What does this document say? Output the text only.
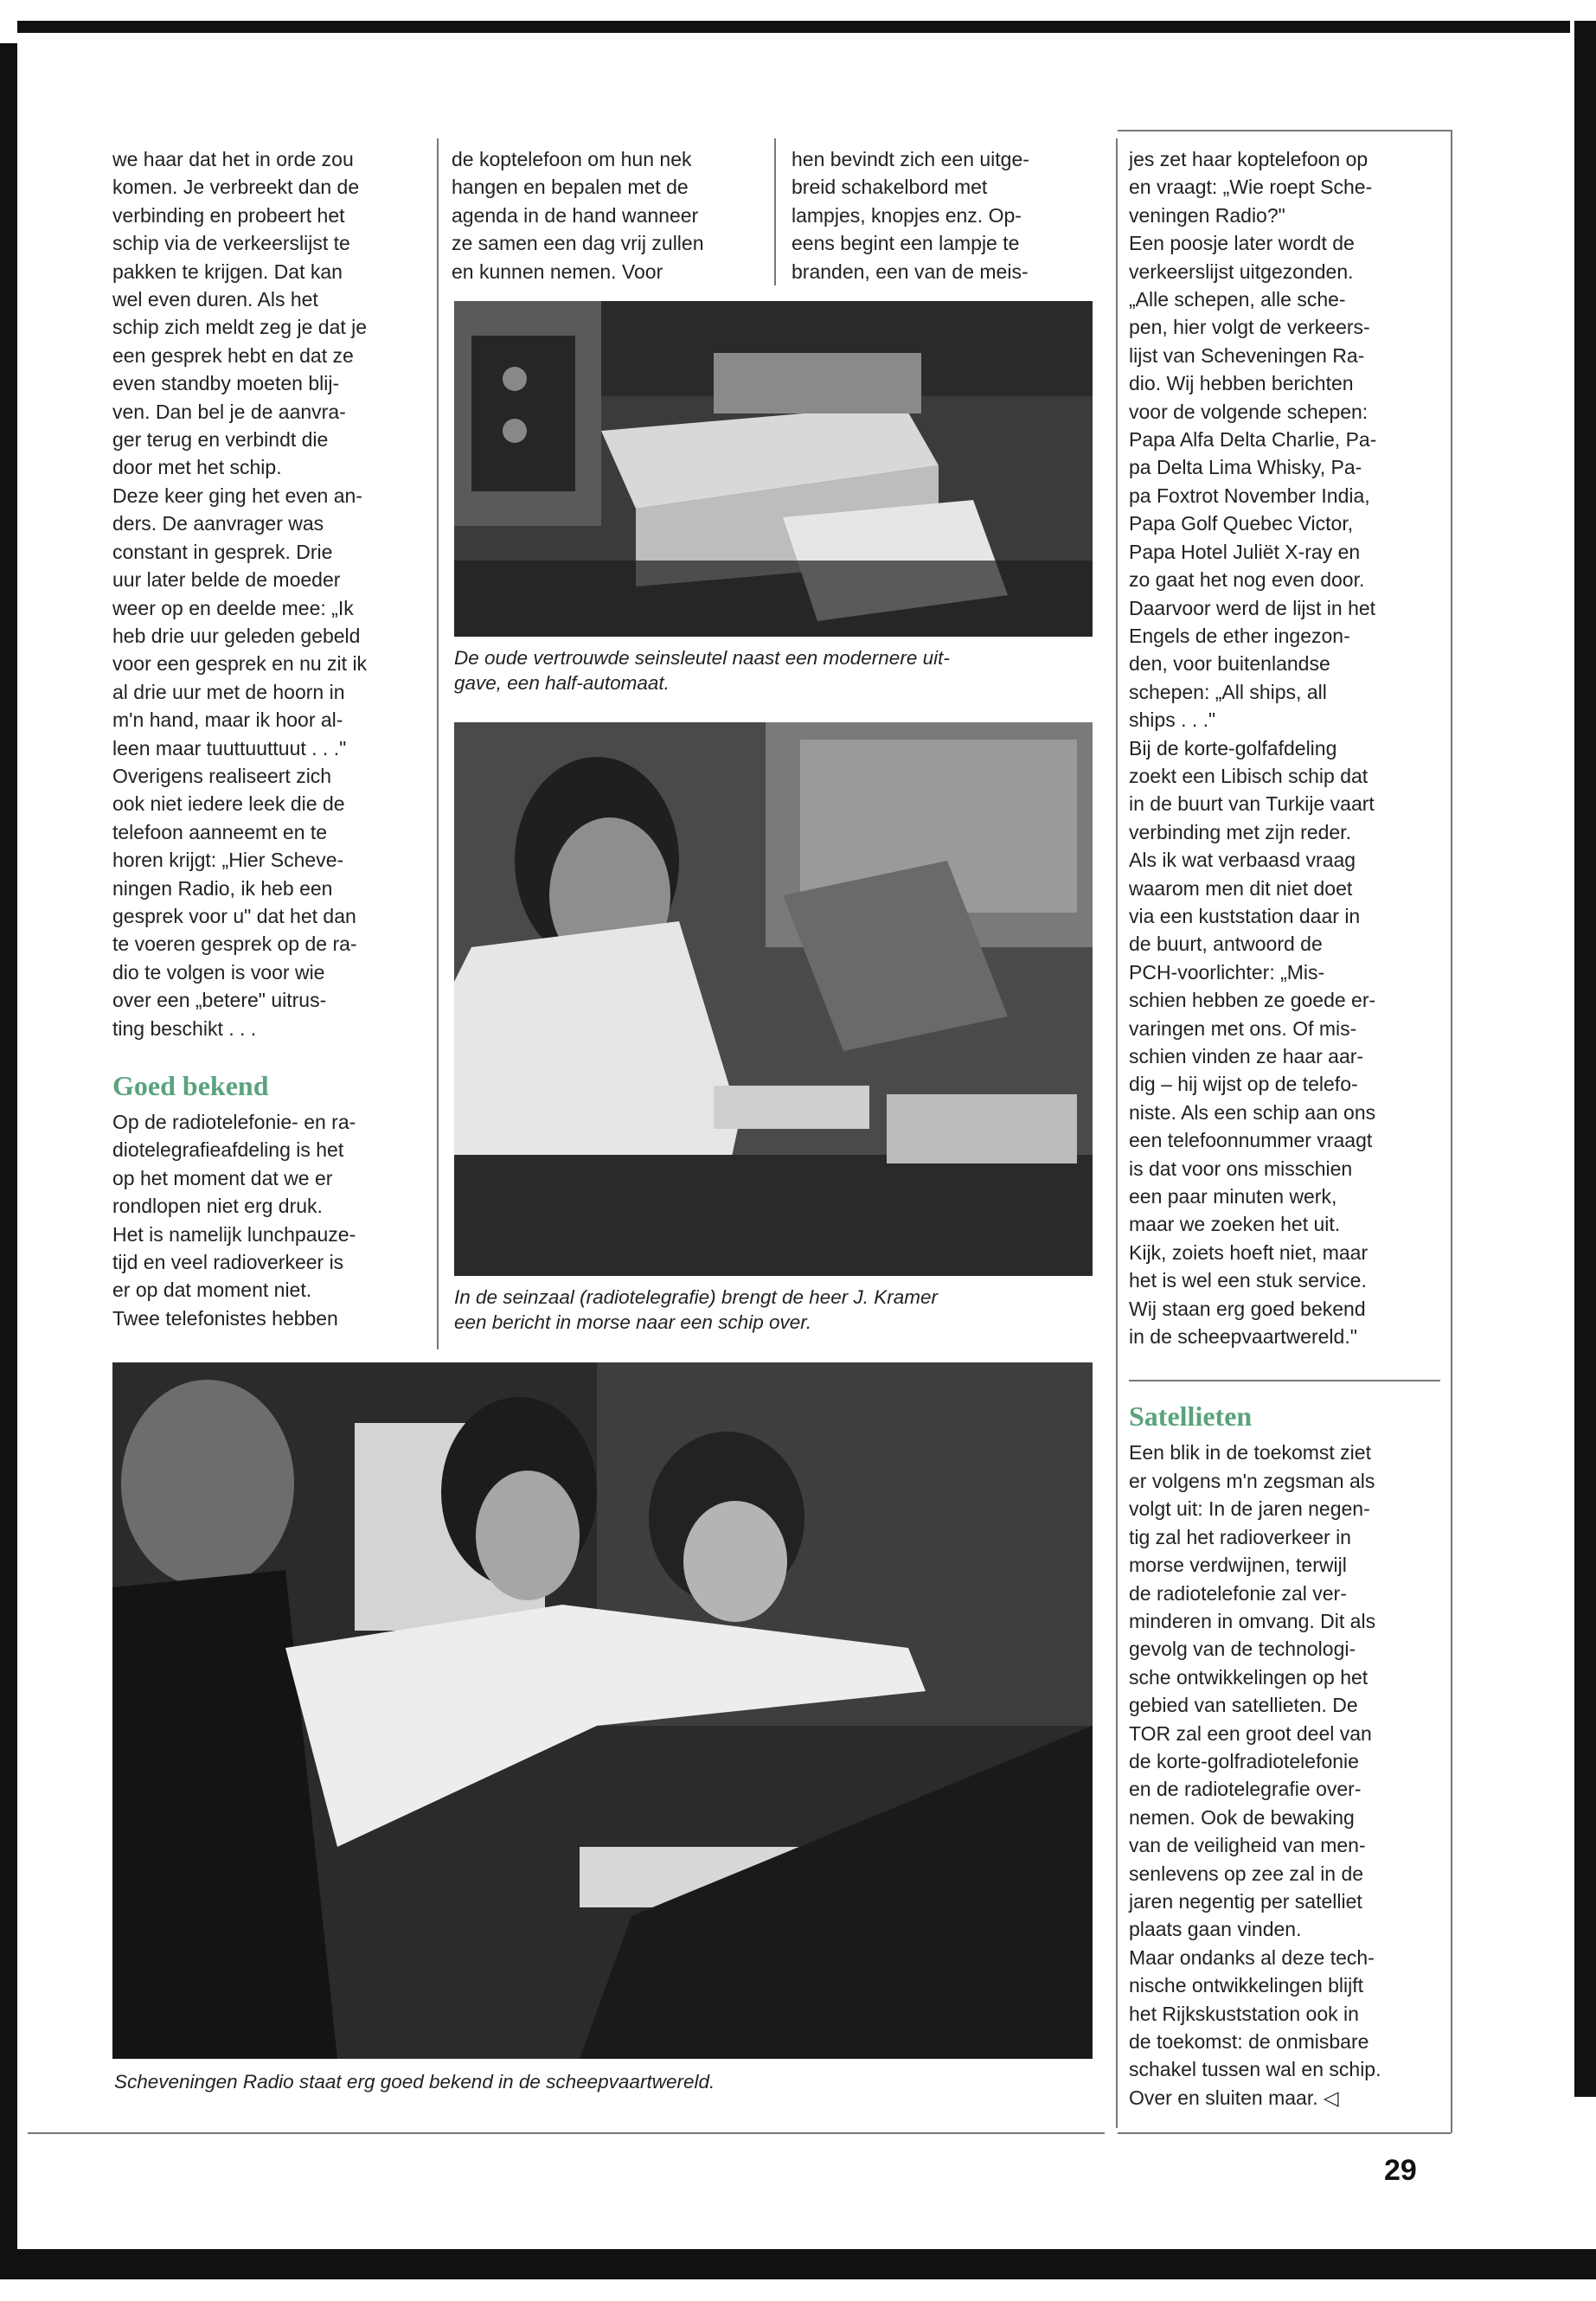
we haar dat het in orde zou
komen. Je verbreekt dan de
verbinding en probeert het
schip via de verkeerslijst te
pakken te krijgen. Dat kan
wel even duren. Als het
schip zich meldt zeg je dat je
een gesprek hebt en dat ze
even standby moeten blij-
ven. Dan bel je de aanvra-
ger terug en verbindt die
door met het schip.
Deze keer ging het even an-
ders. De aanvrager was
constant in gesprek. Drie
uur later belde de moeder
weer op en deelde mee: „Ik
heb drie uur geleden gebeld
voor een gesprek en nu zit ik
al drie uur met de hoorn in
m'n hand, maar ik hoor al-
leen maar tuuttuuttuut . . ."
Overigens realiseert zich
ook niet iedere leek die de
telefoon aanneemt en te
horen krijgt: „Hier Scheve-
ningen Radio, ik heb een
gesprek voor u" dat het dan
te voeren gesprek op de ra-
dio te volgen is voor wie
over een „betere" uitrus-
ting beschikt . . .

Goed bekend

Op de radiotelefonie- en ra-
diotelegrafieafdeling is het
op het moment dat we er
rondlopen niet erg druk.
Het is namelijk lunchpauze-
tijd en veel radioverkeer is
er op dat moment niet.
Twee telefonistes hebben

de koptelefoon om hun nek
hangen en bepalen met de
agenda in de hand wanneer
ze samen een dag vrij zullen
en kunnen nemen. Voor

hen bevindt zich een uitge-
breid schakelbord met
lampjes, knopjes enz. Op-
eens begint een lampje te
branden, een van de meis-

De oude vertrouwde seinsleutel naast een modernere uit-
gave, een half-automaat.

In de seinzaal (radiotelegrafie) brengt de heer J. Kramer
een bericht in morse naar een schip over.

Scheveningen Radio staat erg goed bekend in de scheepvaartwereld.

jes zet haar koptelefoon op
en vraagt: „Wie roept Sche-
veningen Radio?"
Een poosje later wordt de
verkeerslijst uitgezonden.
„Alle schepen, alle sche-
pen, hier volgt de verkeers-
lijst van Scheveningen Ra-
dio. Wij hebben berichten
voor de volgende schepen:
Papa Alfa Delta Charlie, Pa-
pa Delta Lima Whisky, Pa-
pa Foxtrot November India,
Papa Golf Quebec Victor,
Papa Hotel Juliët X-ray en
zo gaat het nog even door.
Daarvoor werd de lijst in het
Engels de ether ingezon-
den, voor buitenlandse
schepen: „All ships, all
ships . . ."
Bij de korte-golfafdeling
zoekt een Libisch schip dat
in de buurt van Turkije vaart
verbinding met zijn reder.
Als ik wat verbaasd vraag
waarom men dit niet doet
via een kuststation daar in
de buurt, antwoord de
PCH-voorlichter: „Mis-
schien hebben ze goede er-
varingen met ons. Of mis-
schien vinden ze haar aar-
dig – hij wijst op de telefo-
niste. Als een schip aan ons
een telefoonnummer vraagt
is dat voor ons misschien
een paar minuten werk,
maar we zoeken het uit.
Kijk, zoiets hoeft niet, maar
het is wel een stuk service.
Wij staan erg goed bekend
in de scheepvaartwereld."

Satellieten

Een blik in de toekomst ziet
er volgens m'n zegsman als
volgt uit: In de jaren negen-
tig zal het radioverkeer in
morse verdwijnen, terwijl
de radiotelefonie zal ver-
minderen in omvang. Dit als
gevolg van de technologi-
sche ontwikkelingen op het
gebied van satellieten. De
TOR zal een groot deel van
de korte-golfradiotelefonie
en de radiotelegrafie over-
nemen. Ook de bewaking
van de veiligheid van men-
senlevens op zee zal in de
jaren negentig per satelliet
plaats gaan vinden.
Maar ondanks al deze tech-
nische ontwikkelingen blijft
het Rijkskuststation ook in
de toekomst: de onmisbare
schakel tussen wal en schip.
Over en sluiten maar. ◁

29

_EXERCISE OBJECTIVE:_
From start to finish, output the listing exactly, but omit its pictures.

_REPLY TO THE TASK:_
What does this document say? Output the text only.
we haar dat het in orde zou
komen. Je verbreekt dan de
verbinding en probeert het
schip via de verkeerslijst te
pakken te krijgen. Dat kan
wel even duren. Als het
schip zich meldt zeg je dat je
een gesprek hebt en dat ze
even standby moeten blij-
ven. Dan bel je de aanvra-
ger terug en verbindt die
door met het schip.
Deze keer ging het even an-
ders. De aanvrager was
constant in gesprek. Drie
uur later belde de moeder
weer op en deelde mee: „Ik
heb drie uur geleden gebeld
voor een gesprek en nu zit ik
al drie uur met de hoorn in
m'n hand, maar ik hoor al-
leen maar tuuttuuttuut . . ."
Overigens realiseert zich
ook niet iedere leek die de
telefoon aanneemt en te
horen krijgt: „Hier Scheve-
ningen Radio, ik heb een
gesprek voor u" dat het dan
te voeren gesprek op de ra-
dio te volgen is voor wie
over een „betere" uitrus-
ting beschikt . . .

Goed bekend

Op de radiotelefonie- en ra-
diotelegrafieafdeling is het
op het moment dat we er
rondlopen niet erg druk.
Het is namelijk lunchpauze-
tijd en veel radioverkeer is
er op dat moment niet.
Twee telefonistes hebben

de koptelefoon om hun nek
hangen en bepalen met de
agenda in de hand wanneer
ze samen een dag vrij zullen
en kunnen nemen. Voor

hen bevindt zich een uitge-
breid schakelbord met
lampjes, knopjes enz. Op-
eens begint een lampje te
branden, een van de meis-

De oude vertrouwde seinsleutel naast een modernere uit-
gave, een half-automaat.

In de seinzaal (radiotelegrafie) brengt de heer J. Kramer
een bericht in morse naar een schip over.

Scheveningen Radio staat erg goed bekend in de scheepvaartwereld.

jes zet haar koptelefoon op
en vraagt: „Wie roept Sche-
veningen Radio?"
Een poosje later wordt de
verkeerslijst uitgezonden.
„Alle schepen, alle sche-
pen, hier volgt de verkeers-
lijst van Scheveningen Ra-
dio. Wij hebben berichten
voor de volgende schepen:
Papa Alfa Delta Charlie, Pa-
pa Delta Lima Whisky, Pa-
pa Foxtrot November India,
Papa Golf Quebec Victor,
Papa Hotel Juliët X-ray en
zo gaat het nog even door.
Daarvoor werd de lijst in het
Engels de ether ingezon-
den, voor buitenlandse
schepen: „All ships, all
ships . . ."
Bij de korte-golfafdeling
zoekt een Libisch schip dat
in de buurt van Turkije vaart
verbinding met zijn reder.
Als ik wat verbaasd vraag
waarom men dit niet doet
via een kuststation daar in
de buurt, antwoord de
PCH-voorlichter: „Mis-
schien hebben ze goede er-
varingen met ons. Of mis-
schien vinden ze haar aar-
dig – hij wijst op de telefo-
niste. Als een schip aan ons
een telefoonnummer vraagt
is dat voor ons misschien
een paar minuten werk,
maar we zoeken het uit.
Kijk, zoiets hoeft niet, maar
het is wel een stuk service.
Wij staan erg goed bekend
in de scheepvaartwereld."

Satellieten

Een blik in de toekomst ziet
er volgens m'n zegsman als
volgt uit: In de jaren negen-
tig zal het radioverkeer in
morse verdwijnen, terwijl
de radiotelefonie zal ver-
minderen in omvang. Dit als
gevolg van de technologi-
sche ontwikkelingen op het
gebied van satellieten. De
TOR zal een groot deel van
de korte-golfradiotelefonie
en de radiotelegrafie over-
nemen. Ook de bewaking
van de veiligheid van men-
senlevens op zee zal in de
jaren negentig per satelliet
plaats gaan vinden.
Maar ondanks al deze tech-
nische ontwikkelingen blijft
het Rijkskuststation ook in
de toekomst: de onmisbare
schakel tussen wal en schip.
Over en sluiten maar. ◁

29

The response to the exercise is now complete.